**Task description**. Give back the entire listing verbatim.

Dataset excerpt

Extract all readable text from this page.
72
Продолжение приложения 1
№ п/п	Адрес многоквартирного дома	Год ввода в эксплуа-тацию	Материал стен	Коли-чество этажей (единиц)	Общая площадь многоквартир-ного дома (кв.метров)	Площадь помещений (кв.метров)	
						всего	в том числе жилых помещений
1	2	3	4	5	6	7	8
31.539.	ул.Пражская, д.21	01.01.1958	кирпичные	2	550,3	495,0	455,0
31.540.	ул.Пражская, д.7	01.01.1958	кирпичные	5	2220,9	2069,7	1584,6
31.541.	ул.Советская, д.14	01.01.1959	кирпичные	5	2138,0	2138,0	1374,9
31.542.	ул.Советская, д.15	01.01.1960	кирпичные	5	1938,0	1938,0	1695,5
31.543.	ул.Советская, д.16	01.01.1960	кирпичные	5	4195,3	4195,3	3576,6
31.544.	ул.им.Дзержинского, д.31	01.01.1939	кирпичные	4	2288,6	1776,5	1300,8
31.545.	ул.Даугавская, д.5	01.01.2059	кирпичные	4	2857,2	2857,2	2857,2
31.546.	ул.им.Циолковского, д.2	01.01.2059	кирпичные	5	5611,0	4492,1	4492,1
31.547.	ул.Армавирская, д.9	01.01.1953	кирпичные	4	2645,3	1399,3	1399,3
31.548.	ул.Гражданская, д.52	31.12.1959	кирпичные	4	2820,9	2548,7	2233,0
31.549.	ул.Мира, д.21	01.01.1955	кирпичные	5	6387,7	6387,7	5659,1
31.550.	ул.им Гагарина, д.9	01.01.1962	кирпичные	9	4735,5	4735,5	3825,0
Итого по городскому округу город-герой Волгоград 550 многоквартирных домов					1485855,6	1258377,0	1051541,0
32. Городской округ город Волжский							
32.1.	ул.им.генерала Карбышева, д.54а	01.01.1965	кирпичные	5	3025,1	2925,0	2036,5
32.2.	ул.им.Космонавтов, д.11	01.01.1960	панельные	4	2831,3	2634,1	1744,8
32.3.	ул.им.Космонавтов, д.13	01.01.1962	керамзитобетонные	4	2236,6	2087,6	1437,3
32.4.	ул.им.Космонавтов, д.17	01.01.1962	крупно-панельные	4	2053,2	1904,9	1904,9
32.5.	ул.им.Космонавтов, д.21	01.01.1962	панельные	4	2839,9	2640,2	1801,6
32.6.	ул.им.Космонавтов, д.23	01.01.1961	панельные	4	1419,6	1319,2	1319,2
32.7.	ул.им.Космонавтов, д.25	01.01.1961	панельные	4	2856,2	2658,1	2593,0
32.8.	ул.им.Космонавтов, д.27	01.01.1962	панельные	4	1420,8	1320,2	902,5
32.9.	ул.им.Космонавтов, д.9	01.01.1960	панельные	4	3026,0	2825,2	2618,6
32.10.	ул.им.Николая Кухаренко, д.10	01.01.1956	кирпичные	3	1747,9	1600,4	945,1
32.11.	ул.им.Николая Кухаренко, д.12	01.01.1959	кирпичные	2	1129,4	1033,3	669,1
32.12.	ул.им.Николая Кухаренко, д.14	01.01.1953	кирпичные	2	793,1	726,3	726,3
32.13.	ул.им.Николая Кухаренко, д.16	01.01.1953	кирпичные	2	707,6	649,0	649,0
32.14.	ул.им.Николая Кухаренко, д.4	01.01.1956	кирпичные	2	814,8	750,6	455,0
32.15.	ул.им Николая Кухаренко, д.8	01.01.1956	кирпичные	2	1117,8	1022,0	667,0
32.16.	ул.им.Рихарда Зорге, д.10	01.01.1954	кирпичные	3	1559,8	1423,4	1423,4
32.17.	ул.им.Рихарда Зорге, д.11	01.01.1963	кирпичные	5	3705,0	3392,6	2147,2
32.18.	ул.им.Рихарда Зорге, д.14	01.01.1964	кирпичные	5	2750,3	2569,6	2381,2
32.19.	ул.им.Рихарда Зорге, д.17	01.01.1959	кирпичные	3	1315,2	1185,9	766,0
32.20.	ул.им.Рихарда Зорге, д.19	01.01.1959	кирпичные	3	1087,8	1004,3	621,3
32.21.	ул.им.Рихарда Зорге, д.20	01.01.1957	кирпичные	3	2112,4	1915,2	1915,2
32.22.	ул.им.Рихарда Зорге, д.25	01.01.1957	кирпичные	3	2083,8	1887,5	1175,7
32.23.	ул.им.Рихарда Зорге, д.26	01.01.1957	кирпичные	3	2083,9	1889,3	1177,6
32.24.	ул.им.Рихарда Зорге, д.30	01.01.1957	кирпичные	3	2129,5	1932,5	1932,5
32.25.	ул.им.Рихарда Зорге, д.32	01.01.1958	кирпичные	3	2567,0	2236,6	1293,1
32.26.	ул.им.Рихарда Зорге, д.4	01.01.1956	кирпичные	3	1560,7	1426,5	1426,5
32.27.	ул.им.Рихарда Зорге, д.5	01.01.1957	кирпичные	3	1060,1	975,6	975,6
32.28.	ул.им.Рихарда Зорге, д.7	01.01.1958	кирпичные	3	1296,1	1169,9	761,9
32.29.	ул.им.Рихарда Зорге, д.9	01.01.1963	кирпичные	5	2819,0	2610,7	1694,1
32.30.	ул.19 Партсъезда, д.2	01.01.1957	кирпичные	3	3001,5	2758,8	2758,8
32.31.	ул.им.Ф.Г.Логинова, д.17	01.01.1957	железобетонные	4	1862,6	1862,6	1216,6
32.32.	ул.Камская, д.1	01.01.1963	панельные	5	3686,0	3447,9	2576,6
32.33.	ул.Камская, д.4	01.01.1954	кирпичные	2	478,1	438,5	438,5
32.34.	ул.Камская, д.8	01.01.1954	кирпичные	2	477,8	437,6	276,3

**Answer in full**.
Extract all readable text from this page.
72
Продолжение приложения 1
№ п/п	Адрес многоквартирного дома	Год ввода в эксплуа-тацию	Материал стен	Коли-чество этажей (единиц)	Общая площадь многоквартир-ного дома (кв.метров)	Площадь помещений (кв.метров)	
						всего	в том числе жилых помещений
1	2	3	4	5	6	7	8
31.539.	ул.Пражская, д.21	01.01.1958	кирпичные	2	550,3	495,0	455,0
31.540.	ул.Пражская, д.7	01.01.1958	кирпичные	5	2220,9	2069,7	1584,6
31.541.	ул.Советская, д.14	01.01.1959	кирпичные	5	2138,0	2138,0	1374,9
31.542.	ул.Советская, д.15	01.01.1960	кирпичные	5	1938,0	1938,0	1695,5
31.543.	ул.Советская, д.16	01.01.1960	кирпичные	5	4195,3	4195,3	3576,6
31.544.	ул.им.Дзержинского, д.31	01.01.1939	кирпичные	4	2288,6	1776,5	1300,8
31.545.	ул.Даугавская, д.5	01.01.2059	кирпичные	4	2857,2	2857,2	2857,2
31.546.	ул.им.Циолковского, д.2	01.01.2059	кирпичные	5	5611,0	4492,1	4492,1
31.547.	ул.Армавирская, д.9	01.01.1953	кирпичные	4	2645,3	1399,3	1399,3
31.548.	ул.Гражданская, д.52	31.12.1959	кирпичные	4	2820,9	2548,7	2233,0
31.549.	ул.Мира, д.21	01.01.1955	кирпичные	5	6387,7	6387,7	5659,1
31.550.	ул.им Гагарина, д.9	01.01.1962	кирпичные	9	4735,5	4735,5	3825,0
Итого по городскому округу город-герой Волгоград 550 многоквартирных домов					1485855,6	1258377,0	1051541,0
32. Городской округ город Волжский							
32.1.	ул.им.генерала Карбышева, д.54а	01.01.1965	кирпичные	5	3025,1	2925,0	2036,5
32.2.	ул.им.Космонавтов, д.11	01.01.1960	панельные	4	2831,3	2634,1	1744,8
32.3.	ул.им.Космонавтов, д.13	01.01.1962	керамзитобетонные	4	2236,6	2087,6	1437,3
32.4.	ул.им.Космонавтов, д.17	01.01.1962	крупно-панельные	4	2053,2	1904,9	1904,9
32.5.	ул.им.Космонавтов, д.21	01.01.1962	панельные	4	2839,9	2640,2	1801,6
32.6.	ул.им.Космонавтов, д.23	01.01.1961	панельные	4	1419,6	1319,2	1319,2
32.7.	ул.им.Космонавтов, д.25	01.01.1961	панельные	4	2856,2	2658,1	2593,0
32.8.	ул.им.Космонавтов, д.27	01.01.1962	панельные	4	1420,8	1320,2	902,5
32.9.	ул.им.Космонавтов, д.9	01.01.1960	панельные	4	3026,0	2825,2	2618,6
32.10.	ул.им.Николая Кухаренко, д.10	01.01.1956	кирпичные	3	1747,9	1600,4	945,1
32.11.	ул.им.Николая Кухаренко, д.12	01.01.1959	кирпичные	2	1129,4	1033,3	669,1
32.12.	ул.им.Николая Кухаренко, д.14	01.01.1953	кирпичные	2	793,1	726,3	726,3
32.13.	ул.им.Николая Кухаренко, д.16	01.01.1953	кирпичные	2	707,6	649,0	649,0
32.14.	ул.им.Николая Кухаренко, д.4	01.01.1956	кирпичные	2	814,8	750,6	455,0
32.15.	ул.им Николая Кухаренко, д.8	01.01.1956	кирпичные	2	1117,8	1022,0	667,0
32.16.	ул.им.Рихарда Зорге, д.10	01.01.1954	кирпичные	3	1559,8	1423,4	1423,4
32.17.	ул.им.Рихарда Зорге, д.11	01.01.1963	кирпичные	5	3705,0	3392,6	2147,2
32.18.	ул.им.Рихарда Зорге, д.14	01.01.1964	кирпичные	5	2750,3	2569,6	2381,2
32.19.	ул.им.Рихарда Зорге, д.17	01.01.1959	кирпичные	3	1315,2	1185,9	766,0
32.20.	ул.им.Рихарда Зорге, д.19	01.01.1959	кирпичные	3	1087,8	1004,3	621,3
32.21.	ул.им.Рихарда Зорге, д.20	01.01.1957	кирпичные	3	2112,4	1915,2	1915,2
32.22.	ул.им.Рихарда Зорге, д.25	01.01.1957	кирпичные	3	2083,8	1887,5	1175,7
32.23.	ул.им.Рихарда Зорге, д.26	01.01.1957	кирпичные	3	2083,9	1889,3	1177,6
32.24.	ул.им.Рихарда Зорге, д.30	01.01.1957	кирпичные	3	2129,5	1932,5	1932,5
32.25.	ул.им.Рихарда Зорге, д.32	01.01.1958	кирпичные	3	2567,0	2236,6	1293,1
32.26.	ул.им.Рихарда Зорге, д.4	01.01.1956	кирпичные	3	1560,7	1426,5	1426,5
32.27.	ул.им.Рихарда Зорге, д.5	01.01.1957	кирпичные	3	1060,1	975,6	975,6
32.28.	ул.им.Рихарда Зорге, д.7	01.01.1958	кирпичные	3	1296,1	1169,9	761,9
32.29.	ул.им.Рихарда Зорге, д.9	01.01.1963	кирпичные	5	2819,0	2610,7	1694,1
32.30.	ул.19 Партсъезда, д.2	01.01.1957	кирпичные	3	3001,5	2758,8	2758,8
32.31.	ул.им.Ф.Г.Логинова, д.17	01.01.1957	железобетонные	4	1862,6	1862,6	1216,6
32.32.	ул.Камская, д.1	01.01.1963	панельные	5	3686,0	3447,9	2576,6
32.33.	ул.Камская, д.4	01.01.1954	кирпичные	2	478,1	438,5	438,5
32.34.	ул.Камская, д.8	01.01.1954	кирпичные	2	477,8	437,6	276,3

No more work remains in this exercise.